Return all of the data exactly as given.
──────────
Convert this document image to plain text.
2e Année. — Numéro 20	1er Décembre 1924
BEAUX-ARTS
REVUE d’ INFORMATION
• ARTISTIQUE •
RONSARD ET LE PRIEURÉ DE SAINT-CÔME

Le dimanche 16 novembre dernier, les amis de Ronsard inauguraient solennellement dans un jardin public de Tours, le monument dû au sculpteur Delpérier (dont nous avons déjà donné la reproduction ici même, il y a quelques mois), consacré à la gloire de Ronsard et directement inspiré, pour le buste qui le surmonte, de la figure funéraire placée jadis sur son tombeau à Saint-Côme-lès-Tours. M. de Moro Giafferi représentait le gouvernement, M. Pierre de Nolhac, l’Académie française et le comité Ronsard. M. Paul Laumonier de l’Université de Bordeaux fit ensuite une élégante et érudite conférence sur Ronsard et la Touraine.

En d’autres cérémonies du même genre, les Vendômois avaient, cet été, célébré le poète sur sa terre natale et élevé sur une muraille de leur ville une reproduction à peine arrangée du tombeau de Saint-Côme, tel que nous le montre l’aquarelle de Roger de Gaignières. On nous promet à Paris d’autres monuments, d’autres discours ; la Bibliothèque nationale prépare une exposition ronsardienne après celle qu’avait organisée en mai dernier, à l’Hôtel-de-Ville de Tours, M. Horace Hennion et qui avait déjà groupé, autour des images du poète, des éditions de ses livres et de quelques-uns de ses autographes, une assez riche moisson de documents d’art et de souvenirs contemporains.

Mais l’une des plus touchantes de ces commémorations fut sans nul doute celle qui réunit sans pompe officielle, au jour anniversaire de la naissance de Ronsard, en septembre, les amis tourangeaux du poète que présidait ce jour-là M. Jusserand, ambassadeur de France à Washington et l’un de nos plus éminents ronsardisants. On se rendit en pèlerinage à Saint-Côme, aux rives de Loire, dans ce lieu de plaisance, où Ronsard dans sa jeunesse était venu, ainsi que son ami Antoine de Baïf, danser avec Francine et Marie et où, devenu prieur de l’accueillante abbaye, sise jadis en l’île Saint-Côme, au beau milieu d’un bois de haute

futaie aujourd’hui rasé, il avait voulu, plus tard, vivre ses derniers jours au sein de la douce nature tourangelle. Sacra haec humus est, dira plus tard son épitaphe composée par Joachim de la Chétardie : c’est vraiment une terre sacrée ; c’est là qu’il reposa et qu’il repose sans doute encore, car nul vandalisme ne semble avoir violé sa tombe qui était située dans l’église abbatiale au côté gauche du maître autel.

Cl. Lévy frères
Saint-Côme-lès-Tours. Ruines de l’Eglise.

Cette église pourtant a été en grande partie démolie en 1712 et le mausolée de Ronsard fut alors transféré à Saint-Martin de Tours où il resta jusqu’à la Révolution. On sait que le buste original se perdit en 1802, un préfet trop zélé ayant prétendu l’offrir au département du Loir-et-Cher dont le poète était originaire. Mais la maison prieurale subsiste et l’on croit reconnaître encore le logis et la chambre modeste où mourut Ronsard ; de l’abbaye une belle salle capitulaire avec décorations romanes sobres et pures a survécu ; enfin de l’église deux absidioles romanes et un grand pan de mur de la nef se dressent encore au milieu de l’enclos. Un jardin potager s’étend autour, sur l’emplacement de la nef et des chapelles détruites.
──────────
* Answer to this task
Convert this document image to plain text.
2e Année. — Numéro 20	1er Décembre 1924
BEAUX-ARTS
REVUE d’ INFORMATION
• ARTISTIQUE •
RONSARD ET LE PRIEURÉ DE SAINT-CÔME

Le dimanche 16 novembre dernier, les amis de Ronsard inauguraient solennellement dans un jardin public de Tours, le monument dû au sculpteur Delpérier (dont nous avons déjà donné la reproduction ici même, il y a quelques mois), consacré à la gloire de Ronsard et directement inspiré, pour le buste qui le surmonte, de la figure funéraire placée jadis sur son tombeau à Saint-Côme-lès-Tours. M. de Moro Giafferi représentait le gouvernement, M. Pierre de Nolhac, l’Académie française et le comité Ronsard. M. Paul Laumonier de l’Université de Bordeaux fit ensuite une élégante et érudite conférence sur Ronsard et la Touraine.

En d’autres cérémonies du même genre, les Vendômois avaient, cet été, célébré le poète sur sa terre natale et élevé sur une muraille de leur ville une reproduction à peine arrangée du tombeau de Saint-Côme, tel que nous le montre l’aquarelle de Roger de Gaignières. On nous promet à Paris d’autres monuments, d’autres discours ; la Bibliothèque nationale prépare une exposition ronsardienne après celle qu’avait organisée en mai dernier, à l’Hôtel-de-Ville de Tours, M. Horace Hennion et qui avait déjà groupé, autour des images du poète, des éditions de ses livres et de quelques-uns de ses autographes, une assez riche moisson de documents d’art et de souvenirs contemporains.

Mais l’une des plus touchantes de ces commémorations fut sans nul doute celle qui réunit sans pompe officielle, au jour anniversaire de la naissance de Ronsard, en septembre, les amis tourangeaux du poète que présidait ce jour-là M. Jusserand, ambassadeur de France à Washington et l’un de nos plus éminents ronsardisants. On se rendit en pèlerinage à Saint-Côme, aux rives de Loire, dans ce lieu de plaisance, où Ronsard dans sa jeunesse était venu, ainsi que son ami Antoine de Baïf, danser avec Francine et Marie et où, devenu prieur de l’accueillante abbaye, sise jadis en l’île Saint-Côme, au beau milieu d’un bois de haute

futaie aujourd’hui rasé, il avait voulu, plus tard, vivre ses derniers jours au sein de la douce nature tourangelle. Sacra haec humus est, dira plus tard son épitaphe composée par Joachim de la Chétardie : c’est vraiment une terre sacrée ; c’est là qu’il reposa et qu’il repose sans doute encore, car nul vandalisme ne semble avoir violé sa tombe qui était située dans l’église abbatiale au côté gauche du maître autel.

Cl. Lévy frères
Saint-Côme-lès-Tours. Ruines de l’Eglise.

Cette église pourtant a été en grande partie démolie en 1712 et le mausolée de Ronsard fut alors transféré à Saint-Martin de Tours où il resta jusqu’à la Révolution. On sait que le buste original se perdit en 1802, un préfet trop zélé ayant prétendu l’offrir au département du Loir-et-Cher dont le poète était originaire. Mais la maison prieurale subsiste et l’on croit reconnaître encore le logis et la chambre modeste où mourut Ronsard ; de l’abbaye une belle salle capitulaire avec décorations romanes sobres et pures a survécu ; enfin de l’église deux absidioles romanes et un grand pan de mur de la nef se dressent encore au milieu de l’enclos. Un jardin potager s’étend autour, sur l’emplacement de la nef et des chapelles détruites.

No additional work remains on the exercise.